» WHAT IS ASKED: Where a line holds the word "туризма", copy that line.

(Data entries)
*****
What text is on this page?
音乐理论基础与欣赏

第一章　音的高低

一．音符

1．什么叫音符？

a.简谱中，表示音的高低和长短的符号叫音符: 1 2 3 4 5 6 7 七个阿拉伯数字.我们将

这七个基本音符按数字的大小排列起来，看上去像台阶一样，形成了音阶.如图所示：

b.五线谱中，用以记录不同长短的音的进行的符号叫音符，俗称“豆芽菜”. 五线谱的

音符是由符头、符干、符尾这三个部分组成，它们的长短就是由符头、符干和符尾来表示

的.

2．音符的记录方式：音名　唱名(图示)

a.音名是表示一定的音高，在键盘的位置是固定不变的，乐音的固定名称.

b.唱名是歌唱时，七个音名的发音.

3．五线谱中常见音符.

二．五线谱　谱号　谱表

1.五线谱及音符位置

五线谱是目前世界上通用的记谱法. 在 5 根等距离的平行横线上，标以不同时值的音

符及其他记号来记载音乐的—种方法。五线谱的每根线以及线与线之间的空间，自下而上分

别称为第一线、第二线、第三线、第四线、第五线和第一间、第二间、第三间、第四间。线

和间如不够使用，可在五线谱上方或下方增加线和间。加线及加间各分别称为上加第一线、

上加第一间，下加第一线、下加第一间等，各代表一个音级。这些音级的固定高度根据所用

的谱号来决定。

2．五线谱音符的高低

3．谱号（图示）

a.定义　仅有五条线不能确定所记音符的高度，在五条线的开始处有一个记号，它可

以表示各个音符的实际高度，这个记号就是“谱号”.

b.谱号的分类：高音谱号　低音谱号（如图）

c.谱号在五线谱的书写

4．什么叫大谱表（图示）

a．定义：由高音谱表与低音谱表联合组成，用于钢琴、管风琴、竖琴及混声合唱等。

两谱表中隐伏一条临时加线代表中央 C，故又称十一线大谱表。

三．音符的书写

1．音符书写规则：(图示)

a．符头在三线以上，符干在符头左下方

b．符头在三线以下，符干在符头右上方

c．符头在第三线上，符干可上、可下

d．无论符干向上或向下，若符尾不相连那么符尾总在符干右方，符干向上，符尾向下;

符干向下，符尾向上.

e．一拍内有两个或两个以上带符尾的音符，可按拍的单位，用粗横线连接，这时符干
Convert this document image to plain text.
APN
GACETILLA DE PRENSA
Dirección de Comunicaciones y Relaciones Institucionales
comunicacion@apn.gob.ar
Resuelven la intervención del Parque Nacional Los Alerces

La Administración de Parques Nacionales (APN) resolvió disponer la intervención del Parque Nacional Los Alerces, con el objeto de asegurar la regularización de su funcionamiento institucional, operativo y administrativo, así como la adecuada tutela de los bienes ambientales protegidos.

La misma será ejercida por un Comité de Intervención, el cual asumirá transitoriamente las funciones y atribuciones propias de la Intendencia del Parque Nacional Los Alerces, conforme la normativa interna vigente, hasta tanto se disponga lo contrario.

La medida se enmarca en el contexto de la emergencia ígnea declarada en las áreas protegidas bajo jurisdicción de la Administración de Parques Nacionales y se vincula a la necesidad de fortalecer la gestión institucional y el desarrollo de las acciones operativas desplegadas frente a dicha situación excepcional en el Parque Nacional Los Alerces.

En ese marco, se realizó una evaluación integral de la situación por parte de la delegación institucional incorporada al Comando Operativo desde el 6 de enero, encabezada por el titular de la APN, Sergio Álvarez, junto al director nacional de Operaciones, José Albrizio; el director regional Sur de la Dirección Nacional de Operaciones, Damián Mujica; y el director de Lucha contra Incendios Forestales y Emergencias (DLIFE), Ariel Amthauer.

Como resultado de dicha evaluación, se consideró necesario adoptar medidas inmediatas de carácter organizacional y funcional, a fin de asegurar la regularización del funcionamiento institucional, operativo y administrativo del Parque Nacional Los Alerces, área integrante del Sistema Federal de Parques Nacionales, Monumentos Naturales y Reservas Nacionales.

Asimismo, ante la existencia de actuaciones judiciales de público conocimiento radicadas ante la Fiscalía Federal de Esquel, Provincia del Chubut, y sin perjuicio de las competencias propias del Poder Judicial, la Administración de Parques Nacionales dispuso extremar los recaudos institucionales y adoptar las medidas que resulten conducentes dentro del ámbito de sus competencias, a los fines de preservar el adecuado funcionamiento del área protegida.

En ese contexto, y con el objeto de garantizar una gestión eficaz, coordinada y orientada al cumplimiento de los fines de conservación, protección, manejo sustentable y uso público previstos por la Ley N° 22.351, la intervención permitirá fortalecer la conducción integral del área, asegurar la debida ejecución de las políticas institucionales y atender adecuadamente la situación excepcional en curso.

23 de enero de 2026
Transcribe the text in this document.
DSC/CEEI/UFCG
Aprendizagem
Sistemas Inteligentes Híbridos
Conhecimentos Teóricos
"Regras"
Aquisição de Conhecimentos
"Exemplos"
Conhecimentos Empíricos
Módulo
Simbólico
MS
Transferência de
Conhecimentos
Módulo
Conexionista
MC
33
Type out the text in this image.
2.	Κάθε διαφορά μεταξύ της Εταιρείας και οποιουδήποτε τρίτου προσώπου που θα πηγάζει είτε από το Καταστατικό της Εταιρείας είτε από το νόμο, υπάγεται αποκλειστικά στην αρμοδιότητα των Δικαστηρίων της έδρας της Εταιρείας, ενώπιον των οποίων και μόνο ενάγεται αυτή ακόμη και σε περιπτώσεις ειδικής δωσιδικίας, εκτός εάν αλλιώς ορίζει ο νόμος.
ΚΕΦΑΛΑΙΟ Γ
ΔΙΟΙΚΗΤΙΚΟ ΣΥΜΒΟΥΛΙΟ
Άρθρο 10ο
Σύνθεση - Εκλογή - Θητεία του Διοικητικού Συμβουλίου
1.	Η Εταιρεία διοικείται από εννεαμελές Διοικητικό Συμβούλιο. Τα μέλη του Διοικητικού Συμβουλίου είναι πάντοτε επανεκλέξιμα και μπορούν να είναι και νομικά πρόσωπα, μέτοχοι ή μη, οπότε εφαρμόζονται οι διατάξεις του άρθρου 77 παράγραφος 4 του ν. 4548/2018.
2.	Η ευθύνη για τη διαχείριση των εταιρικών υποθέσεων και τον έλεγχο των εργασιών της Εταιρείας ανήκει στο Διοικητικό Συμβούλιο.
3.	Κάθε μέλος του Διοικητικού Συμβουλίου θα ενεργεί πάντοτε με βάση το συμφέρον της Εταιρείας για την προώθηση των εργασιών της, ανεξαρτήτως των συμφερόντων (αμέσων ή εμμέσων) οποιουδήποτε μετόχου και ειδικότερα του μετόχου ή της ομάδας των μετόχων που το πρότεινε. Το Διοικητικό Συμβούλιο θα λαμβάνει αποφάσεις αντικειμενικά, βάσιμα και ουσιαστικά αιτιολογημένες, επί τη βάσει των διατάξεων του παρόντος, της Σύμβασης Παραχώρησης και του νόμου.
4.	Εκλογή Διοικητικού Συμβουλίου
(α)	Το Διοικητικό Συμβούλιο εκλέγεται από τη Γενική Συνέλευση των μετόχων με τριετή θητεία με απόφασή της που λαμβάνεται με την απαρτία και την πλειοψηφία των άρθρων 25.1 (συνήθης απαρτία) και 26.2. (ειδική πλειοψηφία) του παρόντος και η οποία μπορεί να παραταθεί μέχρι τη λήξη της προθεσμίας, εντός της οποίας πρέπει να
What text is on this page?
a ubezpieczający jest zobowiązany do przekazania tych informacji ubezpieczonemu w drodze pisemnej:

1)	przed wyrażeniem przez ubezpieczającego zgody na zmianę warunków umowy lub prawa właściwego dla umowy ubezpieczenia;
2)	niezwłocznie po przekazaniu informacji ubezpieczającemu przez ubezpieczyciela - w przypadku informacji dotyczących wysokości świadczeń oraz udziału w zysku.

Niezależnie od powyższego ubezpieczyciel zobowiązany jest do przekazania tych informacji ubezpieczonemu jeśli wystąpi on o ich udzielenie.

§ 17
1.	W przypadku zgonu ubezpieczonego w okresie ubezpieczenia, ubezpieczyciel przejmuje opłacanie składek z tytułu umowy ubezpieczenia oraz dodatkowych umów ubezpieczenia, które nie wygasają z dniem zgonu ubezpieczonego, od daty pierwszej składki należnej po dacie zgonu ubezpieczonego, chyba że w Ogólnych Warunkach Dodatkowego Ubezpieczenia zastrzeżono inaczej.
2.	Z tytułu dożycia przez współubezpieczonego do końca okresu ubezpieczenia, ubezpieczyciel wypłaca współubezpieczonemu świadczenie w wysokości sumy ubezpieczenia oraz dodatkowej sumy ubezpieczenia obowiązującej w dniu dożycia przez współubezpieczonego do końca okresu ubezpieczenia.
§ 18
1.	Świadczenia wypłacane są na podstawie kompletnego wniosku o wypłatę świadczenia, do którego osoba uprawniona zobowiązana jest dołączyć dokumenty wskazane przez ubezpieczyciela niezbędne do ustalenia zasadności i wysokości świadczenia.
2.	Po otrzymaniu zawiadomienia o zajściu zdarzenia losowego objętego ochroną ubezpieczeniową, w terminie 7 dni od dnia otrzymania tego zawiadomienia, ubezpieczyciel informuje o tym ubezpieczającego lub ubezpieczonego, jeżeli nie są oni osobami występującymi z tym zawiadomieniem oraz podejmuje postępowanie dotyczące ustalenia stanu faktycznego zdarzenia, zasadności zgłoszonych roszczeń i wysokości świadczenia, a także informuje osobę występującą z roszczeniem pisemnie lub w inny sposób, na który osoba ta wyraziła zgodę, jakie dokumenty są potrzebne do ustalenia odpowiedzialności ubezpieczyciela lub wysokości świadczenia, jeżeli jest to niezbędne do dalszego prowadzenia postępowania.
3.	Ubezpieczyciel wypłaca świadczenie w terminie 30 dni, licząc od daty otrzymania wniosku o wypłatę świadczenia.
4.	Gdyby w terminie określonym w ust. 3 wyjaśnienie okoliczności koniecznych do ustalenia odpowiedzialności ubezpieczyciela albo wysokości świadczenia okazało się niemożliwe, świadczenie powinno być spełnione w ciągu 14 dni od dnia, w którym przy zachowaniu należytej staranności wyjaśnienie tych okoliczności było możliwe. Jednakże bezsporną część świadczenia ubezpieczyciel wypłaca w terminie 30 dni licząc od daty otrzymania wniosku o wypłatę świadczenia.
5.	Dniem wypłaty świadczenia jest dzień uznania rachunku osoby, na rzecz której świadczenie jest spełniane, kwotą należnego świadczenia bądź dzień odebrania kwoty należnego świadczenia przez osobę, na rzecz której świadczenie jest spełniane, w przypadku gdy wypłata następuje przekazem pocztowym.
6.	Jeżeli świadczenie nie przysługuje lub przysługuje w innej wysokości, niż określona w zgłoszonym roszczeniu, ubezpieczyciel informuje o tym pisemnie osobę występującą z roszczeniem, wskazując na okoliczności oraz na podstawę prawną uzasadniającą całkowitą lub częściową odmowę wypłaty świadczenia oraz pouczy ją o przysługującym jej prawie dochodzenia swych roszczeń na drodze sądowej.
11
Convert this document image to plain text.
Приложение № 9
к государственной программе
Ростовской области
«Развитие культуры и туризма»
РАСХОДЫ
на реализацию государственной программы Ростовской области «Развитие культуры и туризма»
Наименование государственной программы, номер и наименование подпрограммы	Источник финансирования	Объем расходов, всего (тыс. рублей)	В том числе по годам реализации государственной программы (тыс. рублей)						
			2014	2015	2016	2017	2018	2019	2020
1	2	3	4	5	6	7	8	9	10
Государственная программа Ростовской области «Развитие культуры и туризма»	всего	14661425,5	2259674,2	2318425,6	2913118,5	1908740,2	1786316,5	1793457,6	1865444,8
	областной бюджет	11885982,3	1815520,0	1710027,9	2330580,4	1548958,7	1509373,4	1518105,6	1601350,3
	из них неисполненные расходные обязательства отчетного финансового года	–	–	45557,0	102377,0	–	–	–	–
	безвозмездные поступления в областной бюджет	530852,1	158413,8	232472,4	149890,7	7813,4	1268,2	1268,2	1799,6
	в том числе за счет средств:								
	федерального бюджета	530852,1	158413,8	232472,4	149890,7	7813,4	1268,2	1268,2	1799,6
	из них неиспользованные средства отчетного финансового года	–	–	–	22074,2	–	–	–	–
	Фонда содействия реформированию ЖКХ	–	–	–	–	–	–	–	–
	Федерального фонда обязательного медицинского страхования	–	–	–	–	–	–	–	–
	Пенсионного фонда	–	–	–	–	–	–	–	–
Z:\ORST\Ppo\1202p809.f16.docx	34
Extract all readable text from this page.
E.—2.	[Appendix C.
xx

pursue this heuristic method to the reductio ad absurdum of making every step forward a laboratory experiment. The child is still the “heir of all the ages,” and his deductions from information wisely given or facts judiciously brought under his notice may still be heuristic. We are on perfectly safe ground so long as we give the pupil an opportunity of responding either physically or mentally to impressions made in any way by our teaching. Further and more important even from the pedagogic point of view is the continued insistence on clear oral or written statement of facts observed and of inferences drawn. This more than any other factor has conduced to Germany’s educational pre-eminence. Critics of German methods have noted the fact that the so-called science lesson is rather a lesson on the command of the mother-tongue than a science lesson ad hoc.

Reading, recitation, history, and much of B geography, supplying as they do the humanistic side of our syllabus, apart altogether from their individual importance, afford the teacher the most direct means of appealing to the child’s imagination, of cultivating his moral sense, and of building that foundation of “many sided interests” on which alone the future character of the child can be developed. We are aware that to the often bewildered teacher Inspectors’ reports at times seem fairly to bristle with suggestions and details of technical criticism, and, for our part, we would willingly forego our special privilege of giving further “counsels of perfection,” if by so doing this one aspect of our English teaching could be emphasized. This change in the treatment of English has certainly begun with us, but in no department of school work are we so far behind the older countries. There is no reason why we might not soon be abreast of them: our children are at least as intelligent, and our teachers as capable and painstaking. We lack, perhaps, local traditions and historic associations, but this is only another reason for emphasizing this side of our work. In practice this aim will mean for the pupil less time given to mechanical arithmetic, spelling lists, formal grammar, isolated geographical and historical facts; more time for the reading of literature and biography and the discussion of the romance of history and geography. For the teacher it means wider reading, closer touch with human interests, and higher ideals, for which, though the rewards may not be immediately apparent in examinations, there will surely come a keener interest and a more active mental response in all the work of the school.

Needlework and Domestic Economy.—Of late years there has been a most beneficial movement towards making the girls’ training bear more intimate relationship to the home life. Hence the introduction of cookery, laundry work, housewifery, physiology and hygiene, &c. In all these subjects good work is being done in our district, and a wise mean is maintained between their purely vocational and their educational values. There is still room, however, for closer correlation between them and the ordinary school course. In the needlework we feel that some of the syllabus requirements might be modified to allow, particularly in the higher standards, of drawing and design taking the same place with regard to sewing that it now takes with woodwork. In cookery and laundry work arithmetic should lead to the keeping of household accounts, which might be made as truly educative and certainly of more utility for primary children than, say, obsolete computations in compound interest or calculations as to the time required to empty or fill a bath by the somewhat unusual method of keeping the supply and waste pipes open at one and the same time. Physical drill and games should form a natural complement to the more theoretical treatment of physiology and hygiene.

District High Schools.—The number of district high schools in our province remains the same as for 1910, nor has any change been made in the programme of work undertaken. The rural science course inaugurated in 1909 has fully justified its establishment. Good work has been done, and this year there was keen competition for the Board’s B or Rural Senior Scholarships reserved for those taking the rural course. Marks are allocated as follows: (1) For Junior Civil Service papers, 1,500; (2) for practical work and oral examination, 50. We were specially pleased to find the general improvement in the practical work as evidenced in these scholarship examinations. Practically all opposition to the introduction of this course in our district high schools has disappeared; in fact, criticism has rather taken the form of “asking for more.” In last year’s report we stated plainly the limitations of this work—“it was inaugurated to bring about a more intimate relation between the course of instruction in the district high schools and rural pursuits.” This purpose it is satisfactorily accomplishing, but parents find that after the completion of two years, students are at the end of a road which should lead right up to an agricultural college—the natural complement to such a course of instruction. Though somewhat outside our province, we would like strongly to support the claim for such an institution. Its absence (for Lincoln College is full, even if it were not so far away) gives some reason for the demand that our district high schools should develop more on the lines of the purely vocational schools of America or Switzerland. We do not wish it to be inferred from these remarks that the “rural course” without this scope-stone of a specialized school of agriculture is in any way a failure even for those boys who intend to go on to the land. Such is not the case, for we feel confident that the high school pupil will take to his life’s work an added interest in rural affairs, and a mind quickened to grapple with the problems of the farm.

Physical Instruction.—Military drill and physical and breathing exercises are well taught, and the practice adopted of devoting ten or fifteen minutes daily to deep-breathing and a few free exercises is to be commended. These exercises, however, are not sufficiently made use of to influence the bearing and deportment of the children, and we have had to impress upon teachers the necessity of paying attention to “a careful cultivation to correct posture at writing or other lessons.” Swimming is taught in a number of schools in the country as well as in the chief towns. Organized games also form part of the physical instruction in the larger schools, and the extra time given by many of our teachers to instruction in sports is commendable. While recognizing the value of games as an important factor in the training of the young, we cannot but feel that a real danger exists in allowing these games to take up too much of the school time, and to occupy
*****
» RESULT BELOW:
«Развитие культуры и туризма»
на реализацию государственной программы Ростовской области «Развитие культуры и туризма»
Государственная программа Ростовской области «Развитие культуры и туризма»	всего	14661425,5	2259674,2	2318425,6	2913118,5	1908740,2	1786316,5	1793457,6	1865444,8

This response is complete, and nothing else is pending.